EXERCISE
What follows is a set of records, each of which is to be written out exactly.

(Data records)
- - -
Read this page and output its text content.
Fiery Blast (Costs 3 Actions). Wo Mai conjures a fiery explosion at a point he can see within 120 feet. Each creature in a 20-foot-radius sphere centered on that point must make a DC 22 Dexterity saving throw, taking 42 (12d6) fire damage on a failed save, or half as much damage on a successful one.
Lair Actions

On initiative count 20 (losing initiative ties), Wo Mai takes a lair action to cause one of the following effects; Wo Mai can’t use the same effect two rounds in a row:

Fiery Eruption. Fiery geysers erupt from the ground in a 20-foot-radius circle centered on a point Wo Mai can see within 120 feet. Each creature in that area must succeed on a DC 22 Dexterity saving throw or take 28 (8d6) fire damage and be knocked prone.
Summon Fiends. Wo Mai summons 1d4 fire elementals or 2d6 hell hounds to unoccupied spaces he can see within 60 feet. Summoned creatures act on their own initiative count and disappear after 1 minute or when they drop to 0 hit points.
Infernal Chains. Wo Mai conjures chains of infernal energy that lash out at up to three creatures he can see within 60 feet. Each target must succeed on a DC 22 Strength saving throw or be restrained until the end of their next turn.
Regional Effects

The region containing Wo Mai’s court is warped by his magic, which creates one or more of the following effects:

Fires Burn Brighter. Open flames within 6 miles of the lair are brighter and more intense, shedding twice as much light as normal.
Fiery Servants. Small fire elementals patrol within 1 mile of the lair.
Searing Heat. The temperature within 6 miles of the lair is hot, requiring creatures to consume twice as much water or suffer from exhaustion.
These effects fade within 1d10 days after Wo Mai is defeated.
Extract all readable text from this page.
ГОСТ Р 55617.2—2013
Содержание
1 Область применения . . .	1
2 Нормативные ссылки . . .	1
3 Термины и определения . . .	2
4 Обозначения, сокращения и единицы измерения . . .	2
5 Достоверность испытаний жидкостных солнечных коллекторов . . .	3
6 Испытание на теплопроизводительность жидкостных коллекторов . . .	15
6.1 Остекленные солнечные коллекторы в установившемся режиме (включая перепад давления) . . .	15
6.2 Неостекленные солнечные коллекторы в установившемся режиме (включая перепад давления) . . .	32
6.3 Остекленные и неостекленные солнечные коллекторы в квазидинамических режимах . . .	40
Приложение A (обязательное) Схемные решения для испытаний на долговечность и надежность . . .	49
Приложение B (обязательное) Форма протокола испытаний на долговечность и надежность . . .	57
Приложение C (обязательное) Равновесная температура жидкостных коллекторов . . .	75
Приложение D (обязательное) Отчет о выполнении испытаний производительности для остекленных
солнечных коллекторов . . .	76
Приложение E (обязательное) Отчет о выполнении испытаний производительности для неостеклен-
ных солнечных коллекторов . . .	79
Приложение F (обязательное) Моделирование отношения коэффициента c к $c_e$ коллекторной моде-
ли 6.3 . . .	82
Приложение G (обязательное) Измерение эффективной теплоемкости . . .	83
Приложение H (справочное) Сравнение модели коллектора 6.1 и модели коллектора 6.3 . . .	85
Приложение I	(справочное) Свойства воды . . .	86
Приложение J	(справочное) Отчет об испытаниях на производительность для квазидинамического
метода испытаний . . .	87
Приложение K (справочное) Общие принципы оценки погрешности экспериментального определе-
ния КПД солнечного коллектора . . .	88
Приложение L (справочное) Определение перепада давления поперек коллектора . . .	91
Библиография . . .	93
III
- - -
RIGHT ANSWER
Read this page and output its text content.
Fiery Blast (Costs 3 Actions). Wo Mai conjures a fiery explosion at a point he can see within 120 feet. Each creature in a 20-foot-radius sphere centered on that point must make a DC 22 Dexterity saving throw, taking 42 (12d6) fire damage on a failed save, or half as much damage on a successful one.
Lair Actions

On initiative count 20 (losing initiative ties), Wo Mai takes a lair action to cause one of the following effects; Wo Mai can’t use the same effect two rounds in a row:

Fiery Eruption. Fiery geysers erupt from the ground in a 20-foot-radius circle centered on a point Wo Mai can see within 120 feet. Each creature in that area must succeed on a DC 22 Dexterity saving throw or take 28 (8d6) fire damage and be knocked prone.
Summon Fiends. Wo Mai summons 1d4 fire elementals or 2d6 hell hounds to unoccupied spaces he can see within 60 feet. Summoned creatures act on their own initiative count and disappear after 1 minute or when they drop to 0 hit points.
Infernal Chains. Wo Mai conjures chains of infernal energy that lash out at up to three creatures he can see within 60 feet. Each target must succeed on a DC 22 Strength saving throw or be restrained until the end of their next turn.
Regional Effects

The region containing Wo Mai’s court is warped by his magic, which creates one or more of the following effects:

Fires Burn Brighter. Open flames within 6 miles of the lair are brighter and more intense, shedding twice as much light as normal.
Fiery Servants. Small fire elementals patrol within 1 mile of the lair.
Searing Heat. The temperature within 6 miles of the lair is hot, requiring creatures to consume twice as much water or suffer from exhaustion.
These effects fade within 1d10 days after Wo Mai is defeated.
Extract all readable text from this page.
ГОСТ Р 55617.2—2013
Содержание
1 Область применения . . .	1
2 Нормативные ссылки . . .	1
3 Термины и определения . . .	2
4 Обозначения, сокращения и единицы измерения . . .	2
5 Достоверность испытаний жидкостных солнечных коллекторов . . .	3
6 Испытание на теплопроизводительность жидкостных коллекторов . . .	15
6.1 Остекленные солнечные коллекторы в установившемся режиме (включая перепад давления) . . .	15
6.2 Неостекленные солнечные коллекторы в установившемся режиме (включая перепад давления) . . .	32
6.3 Остекленные и неостекленные солнечные коллекторы в квазидинамических режимах . . .	40
Приложение A (обязательное) Схемные решения для испытаний на долговечность и надежность . . .	49
Приложение B (обязательное) Форма протокола испытаний на долговечность и надежность . . .	57
Приложение C (обязательное) Равновесная температура жидкостных коллекторов . . .	75
Приложение D (обязательное) Отчет о выполнении испытаний производительности для остекленных
солнечных коллекторов . . .	76
Приложение E (обязательное) Отчет о выполнении испытаний производительности для неостеклен-
ных солнечных коллекторов . . .	79
Приложение F (обязательное) Моделирование отношения коэффициента c к $c_e$ коллекторной моде-
ли 6.3 . . .	82
Приложение G (обязательное) Измерение эффективной теплоемкости . . .	83
Приложение H (справочное) Сравнение модели коллектора 6.1 и модели коллектора 6.3 . . .	85
Приложение I	(справочное) Свойства воды . . .	86
Приложение J	(справочное) Отчет об испытаниях на производительность для квазидинамического
метода испытаний . . .	87
Приложение K (справочное) Общие принципы оценки погрешности экспериментального определе-
ния КПД солнечного коллектора . . .	88
Приложение L (справочное) Определение перепада давления поперек коллектора . . .	91
Библиография . . .	93
III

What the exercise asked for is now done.